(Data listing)
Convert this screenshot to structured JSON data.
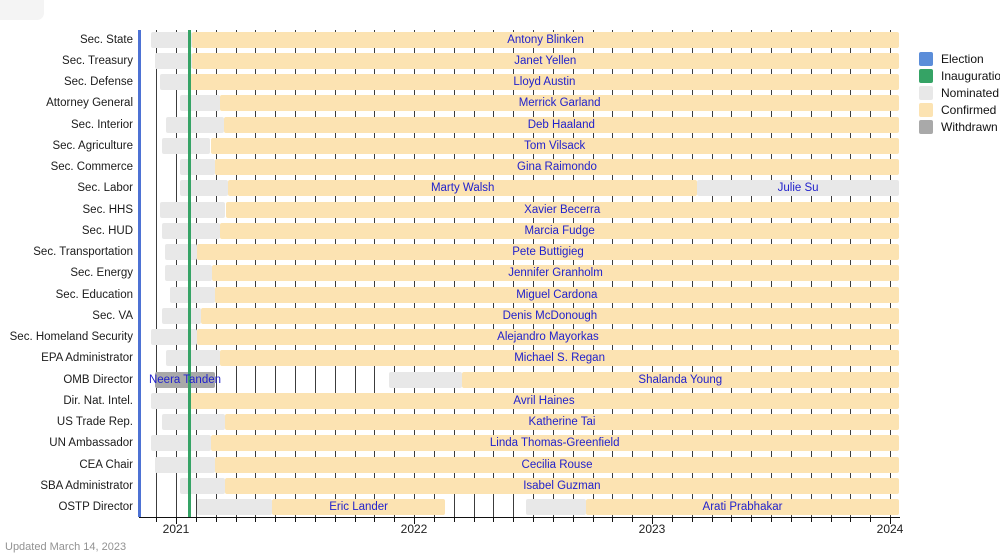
{
  "meta": {
    "updated_note": "Updated March 14, 2023"
  },
  "colors": {
    "election": "#4d72d4",
    "election_swatch": "#5b8dd9",
    "inauguration": "#35a365",
    "nominated": "#e8e8e8",
    "confirmed": "#fce3b2",
    "withdrawn": "#a9a9a9",
    "name_text": "#2121cc",
    "gridline": "#3c3c3c"
  },
  "legend": {
    "items": [
      {
        "key": "election_swatch",
        "label": "Election"
      },
      {
        "key": "inauguration",
        "label": "Inauguration"
      },
      {
        "key": "nominated",
        "label": "Nominated"
      },
      {
        "key": "confirmed",
        "label": "Confirmed"
      },
      {
        "key": "withdrawn",
        "label": "Withdrawn"
      }
    ]
  },
  "chart_data": {
    "type": "gantt",
    "x_axis": {
      "min": 2020.8446,
      "max": 2024.0379,
      "year_ticks": [
        {
          "label": "2021",
          "value": 2021
        },
        {
          "label": "2022",
          "value": 2022
        },
        {
          "label": "2023",
          "value": 2023
        },
        {
          "label": "2024",
          "value": 2024
        }
      ],
      "month_gridlines_start": 2020.9167,
      "month_gridlines_count": 38
    },
    "events": {
      "election_value": 2020.8485,
      "inauguration_value": 2021.058
    },
    "rows": [
      {
        "label": "Sec. State",
        "segments": [
          {
            "type": "nominated",
            "start": 2020.893,
            "end": 2021.068
          },
          {
            "type": "confirmed",
            "start": 2021.068,
            "end": 2024.0379
          }
        ],
        "names": [
          {
            "text": "Antony Blinken",
            "segment": 1
          }
        ]
      },
      {
        "label": "Sec. Treasury",
        "segments": [
          {
            "type": "nominated",
            "start": 2020.912,
            "end": 2021.066
          },
          {
            "type": "confirmed",
            "start": 2021.066,
            "end": 2024.0379
          }
        ],
        "names": [
          {
            "text": "Janet Yellen",
            "segment": 1
          }
        ]
      },
      {
        "label": "Sec. Defense",
        "segments": [
          {
            "type": "nominated",
            "start": 2020.934,
            "end": 2021.058
          },
          {
            "type": "confirmed",
            "start": 2021.058,
            "end": 2024.0379
          }
        ],
        "names": [
          {
            "text": "Lloyd Austin",
            "segment": 1
          }
        ]
      },
      {
        "label": "Attorney General",
        "segments": [
          {
            "type": "nominated",
            "start": 2021.016,
            "end": 2021.186
          },
          {
            "type": "confirmed",
            "start": 2021.186,
            "end": 2024.0379
          }
        ],
        "names": [
          {
            "text": "Merrick Garland",
            "segment": 1
          }
        ]
      },
      {
        "label": "Sec. Interior",
        "segments": [
          {
            "type": "nominated",
            "start": 2020.959,
            "end": 2021.2
          },
          {
            "type": "confirmed",
            "start": 2021.2,
            "end": 2024.0379
          }
        ],
        "names": [
          {
            "text": "Deb Haaland",
            "segment": 1
          }
        ]
      },
      {
        "label": "Sec. Agriculture",
        "segments": [
          {
            "type": "nominated",
            "start": 2020.94,
            "end": 2021.145
          },
          {
            "type": "confirmed",
            "start": 2021.145,
            "end": 2024.0379
          }
        ],
        "names": [
          {
            "text": "Tom Vilsack",
            "segment": 1
          }
        ]
      },
      {
        "label": "Sec. Commerce",
        "segments": [
          {
            "type": "nominated",
            "start": 2021.016,
            "end": 2021.164
          },
          {
            "type": "confirmed",
            "start": 2021.164,
            "end": 2024.0379
          }
        ],
        "names": [
          {
            "text": "Gina Raimondo",
            "segment": 1
          }
        ]
      },
      {
        "label": "Sec. Labor",
        "segments": [
          {
            "type": "nominated",
            "start": 2021.016,
            "end": 2021.219
          },
          {
            "type": "confirmed",
            "start": 2021.219,
            "end": 2023.19
          },
          {
            "type": "nominated",
            "start": 2023.19,
            "end": 2024.0379
          }
        ],
        "names": [
          {
            "text": "Marty Walsh",
            "segment": 1
          },
          {
            "text": "Julie Su",
            "segment": 2
          }
        ]
      },
      {
        "label": "Sec. HHS",
        "segments": [
          {
            "type": "nominated",
            "start": 2020.932,
            "end": 2021.208
          },
          {
            "type": "confirmed",
            "start": 2021.208,
            "end": 2024.0379
          }
        ],
        "names": [
          {
            "text": "Xavier Becerra",
            "segment": 1
          }
        ]
      },
      {
        "label": "Sec. HUD",
        "segments": [
          {
            "type": "nominated",
            "start": 2020.94,
            "end": 2021.186
          },
          {
            "type": "confirmed",
            "start": 2021.186,
            "end": 2024.0379
          }
        ],
        "names": [
          {
            "text": "Marcia Fudge",
            "segment": 1
          }
        ]
      },
      {
        "label": "Sec. Transportation",
        "segments": [
          {
            "type": "nominated",
            "start": 2020.953,
            "end": 2021.088
          },
          {
            "type": "confirmed",
            "start": 2021.088,
            "end": 2024.0379
          }
        ],
        "names": [
          {
            "text": "Pete Buttigieg",
            "segment": 1
          }
        ]
      },
      {
        "label": "Sec. Energy",
        "segments": [
          {
            "type": "nominated",
            "start": 2020.953,
            "end": 2021.151
          },
          {
            "type": "confirmed",
            "start": 2021.151,
            "end": 2024.0379
          }
        ],
        "names": [
          {
            "text": "Jennifer Granholm",
            "segment": 1
          }
        ]
      },
      {
        "label": "Sec. Education",
        "segments": [
          {
            "type": "nominated",
            "start": 2020.973,
            "end": 2021.162
          },
          {
            "type": "confirmed",
            "start": 2021.162,
            "end": 2024.0379
          }
        ],
        "names": [
          {
            "text": "Miguel Cardona",
            "segment": 1
          }
        ]
      },
      {
        "label": "Sec. VA",
        "segments": [
          {
            "type": "nominated",
            "start": 2020.94,
            "end": 2021.104
          },
          {
            "type": "confirmed",
            "start": 2021.104,
            "end": 2024.0379
          }
        ],
        "names": [
          {
            "text": "Denis McDonough",
            "segment": 1
          }
        ]
      },
      {
        "label": "Sec. Homeland Security",
        "segments": [
          {
            "type": "nominated",
            "start": 2020.893,
            "end": 2021.088
          },
          {
            "type": "confirmed",
            "start": 2021.088,
            "end": 2024.0379
          }
        ],
        "names": [
          {
            "text": "Alejandro Mayorkas",
            "segment": 1
          }
        ]
      },
      {
        "label": "EPA Administrator",
        "segments": [
          {
            "type": "nominated",
            "start": 2020.959,
            "end": 2021.186
          },
          {
            "type": "confirmed",
            "start": 2021.186,
            "end": 2024.0379
          }
        ],
        "names": [
          {
            "text": "Michael S. Regan",
            "segment": 1
          }
        ]
      },
      {
        "label": "OMB Director",
        "segments": [
          {
            "type": "withdrawn",
            "start": 2020.912,
            "end": 2021.164
          },
          {
            "type": "nominated",
            "start": 2021.896,
            "end": 2022.2
          },
          {
            "type": "confirmed",
            "start": 2022.2,
            "end": 2024.0379
          }
        ],
        "names": [
          {
            "text": "Neera Tanden",
            "segment": 0
          },
          {
            "text": "Shalanda Young",
            "segment": 2
          }
        ]
      },
      {
        "label": "Dir. Nat. Intel.",
        "segments": [
          {
            "type": "nominated",
            "start": 2020.893,
            "end": 2021.055
          },
          {
            "type": "confirmed",
            "start": 2021.055,
            "end": 2024.0379
          }
        ],
        "names": [
          {
            "text": "Avril Haines",
            "segment": 1
          }
        ]
      },
      {
        "label": "US Trade Rep.",
        "segments": [
          {
            "type": "nominated",
            "start": 2020.94,
            "end": 2021.206
          },
          {
            "type": "confirmed",
            "start": 2021.206,
            "end": 2024.0379
          }
        ],
        "names": [
          {
            "text": "Katherine Tai",
            "segment": 1
          }
        ]
      },
      {
        "label": "UN Ambassador",
        "segments": [
          {
            "type": "nominated",
            "start": 2020.893,
            "end": 2021.145
          },
          {
            "type": "confirmed",
            "start": 2021.145,
            "end": 2024.0379
          }
        ],
        "names": [
          {
            "text": "Linda Thomas-Greenfield",
            "segment": 1
          }
        ]
      },
      {
        "label": "CEA Chair",
        "segments": [
          {
            "type": "nominated",
            "start": 2020.912,
            "end": 2021.164
          },
          {
            "type": "confirmed",
            "start": 2021.164,
            "end": 2024.0379
          }
        ],
        "names": [
          {
            "text": "Cecilia Rouse",
            "segment": 1
          }
        ]
      },
      {
        "label": "SBA Administrator",
        "segments": [
          {
            "type": "nominated",
            "start": 2021.016,
            "end": 2021.205
          },
          {
            "type": "confirmed",
            "start": 2021.205,
            "end": 2024.0379
          }
        ],
        "names": [
          {
            "text": "Isabel Guzman",
            "segment": 1
          }
        ]
      },
      {
        "label": "OSTP Director",
        "segments": [
          {
            "type": "nominated",
            "start": 2021.088,
            "end": 2021.403
          },
          {
            "type": "confirmed",
            "start": 2021.403,
            "end": 2022.132
          },
          {
            "type": "nominated",
            "start": 2022.469,
            "end": 2022.723
          },
          {
            "type": "confirmed",
            "start": 2022.723,
            "end": 2024.0379
          }
        ],
        "names": [
          {
            "text": "Eric Lander",
            "segment": 1
          },
          {
            "text": "Arati Prabhakar",
            "segment": 3
          }
        ]
      }
    ]
  }
}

# [Exercise task]
Gather all lines from the listing above in which "Director" occurs.

# [Expected answer]
        "label": "OMB Director",
        "label": "OSTP Director",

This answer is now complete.